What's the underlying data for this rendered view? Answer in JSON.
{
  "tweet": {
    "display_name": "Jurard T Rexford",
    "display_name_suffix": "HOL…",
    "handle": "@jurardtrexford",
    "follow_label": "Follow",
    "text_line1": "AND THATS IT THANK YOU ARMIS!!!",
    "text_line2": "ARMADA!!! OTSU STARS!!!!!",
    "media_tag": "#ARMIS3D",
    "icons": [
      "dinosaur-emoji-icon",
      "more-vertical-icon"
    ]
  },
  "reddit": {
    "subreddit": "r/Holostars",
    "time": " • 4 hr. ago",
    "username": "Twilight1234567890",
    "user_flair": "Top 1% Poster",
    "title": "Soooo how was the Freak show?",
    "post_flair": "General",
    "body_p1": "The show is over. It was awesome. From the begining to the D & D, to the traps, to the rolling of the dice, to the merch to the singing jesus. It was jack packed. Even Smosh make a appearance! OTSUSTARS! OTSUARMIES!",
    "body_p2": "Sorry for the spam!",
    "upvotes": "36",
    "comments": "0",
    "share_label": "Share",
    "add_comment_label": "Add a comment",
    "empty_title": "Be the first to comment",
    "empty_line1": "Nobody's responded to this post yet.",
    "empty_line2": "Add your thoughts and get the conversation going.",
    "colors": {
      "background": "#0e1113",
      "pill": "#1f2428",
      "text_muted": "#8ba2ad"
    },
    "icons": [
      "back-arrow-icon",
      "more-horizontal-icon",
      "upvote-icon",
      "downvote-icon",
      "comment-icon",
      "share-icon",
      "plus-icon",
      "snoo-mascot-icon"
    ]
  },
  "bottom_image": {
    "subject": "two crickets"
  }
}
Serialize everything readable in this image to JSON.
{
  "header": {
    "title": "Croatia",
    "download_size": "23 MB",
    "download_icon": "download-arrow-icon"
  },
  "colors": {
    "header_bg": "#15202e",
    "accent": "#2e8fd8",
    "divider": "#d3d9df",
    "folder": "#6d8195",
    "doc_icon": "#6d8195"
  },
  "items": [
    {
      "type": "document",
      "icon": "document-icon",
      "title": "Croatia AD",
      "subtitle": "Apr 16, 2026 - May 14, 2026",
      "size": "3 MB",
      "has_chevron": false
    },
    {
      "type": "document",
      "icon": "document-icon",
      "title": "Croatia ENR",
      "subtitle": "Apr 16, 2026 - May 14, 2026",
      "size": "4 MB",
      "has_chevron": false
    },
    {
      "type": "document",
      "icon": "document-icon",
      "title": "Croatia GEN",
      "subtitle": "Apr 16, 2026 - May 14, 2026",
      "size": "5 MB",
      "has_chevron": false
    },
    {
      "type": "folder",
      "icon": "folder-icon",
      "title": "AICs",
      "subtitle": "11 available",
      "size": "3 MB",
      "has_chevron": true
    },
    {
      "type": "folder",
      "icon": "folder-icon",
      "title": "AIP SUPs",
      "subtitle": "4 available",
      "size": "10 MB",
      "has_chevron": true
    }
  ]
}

■ **REQUIRED TASK**: Repeat the material from above exactly, word for word.

■ **WRITTEN RESPONSE**:
What's the underlying data for this rendered view? Answer in JSON.
{
  "tweet": {
    "display_name": "Jurard T Rexford",
    "display_name_suffix": "HOL…",
    "handle": "@jurardtrexford",
    "follow_label": "Follow",
    "text_line1": "AND THATS IT THANK YOU ARMIS!!!",
    "text_line2": "ARMADA!!! OTSU STARS!!!!!",
    "media_tag": "#ARMIS3D",
    "icons": [
      "dinosaur-emoji-icon",
      "more-vertical-icon"
    ]
  },
  "reddit": {
    "subreddit": "r/Holostars",
    "time": " • 4 hr. ago",
    "username": "Twilight1234567890",
    "user_flair": "Top 1% Poster",
    "title": "Soooo how was the Freak show?",
    "post_flair": "General",
    "body_p1": "The show is over. It was awesome. From the begining to the D & D, to the traps, to the rolling of the dice, to the merch to the singing jesus. It was jack packed. Even Smosh make a appearance! OTSUSTARS! OTSUARMIES!",
    "body_p2": "Sorry for the spam!",
    "upvotes": "36",
    "comments": "0",
    "share_label": "Share",
    "add_comment_label": "Add a comment",
    "empty_title": "Be the first to comment",
    "empty_line1": "Nobody's responded to this post yet.",
    "empty_line2": "Add your thoughts and get the conversation going.",
    "colors": {
      "background": "#0e1113",
      "pill": "#1f2428",
      "text_muted": "#8ba2ad"
    },
    "icons": [
      "back-arrow-icon",
      "more-horizontal-icon",
      "upvote-icon",
      "downvote-icon",
      "comment-icon",
      "share-icon",
      "plus-icon",
      "snoo-mascot-icon"
    ]
  },
  "bottom_image": {
    "subject": "two crickets"
  }
}
Serialize everything readable in this image to JSON.
{
  "header": {
    "title": "Croatia",
    "download_size": "23 MB",
    "download_icon": "download-arrow-icon"
  },
  "colors": {
    "header_bg": "#15202e",
    "accent": "#2e8fd8",
    "divider": "#d3d9df",
    "folder": "#6d8195",
    "doc_icon": "#6d8195"
  },
  "items": [
    {
      "type": "document",
      "icon": "document-icon",
      "title": "Croatia AD",
      "subtitle": "Apr 16, 2026 - May 14, 2026",
      "size": "3 MB",
      "has_chevron": false
    },
    {
      "type": "document",
      "icon": "document-icon",
      "title": "Croatia ENR",
      "subtitle": "Apr 16, 2026 - May 14, 2026",
      "size": "4 MB",
      "has_chevron": false
    },
    {
      "type": "document",
      "icon": "document-icon",
      "title": "Croatia GEN",
      "subtitle": "Apr 16, 2026 - May 14, 2026",
      "size": "5 MB",
      "has_chevron": false
    },
    {
      "type": "folder",
      "icon": "folder-icon",
      "title": "AICs",
      "subtitle": "11 available",
      "size": "3 MB",
      "has_chevron": true
    },
    {
      "type": "folder",
      "icon": "folder-icon",
      "title": "AIP SUPs",
      "subtitle": "4 available",
      "size": "10 MB",
      "has_chevron": true
    }
  ]
}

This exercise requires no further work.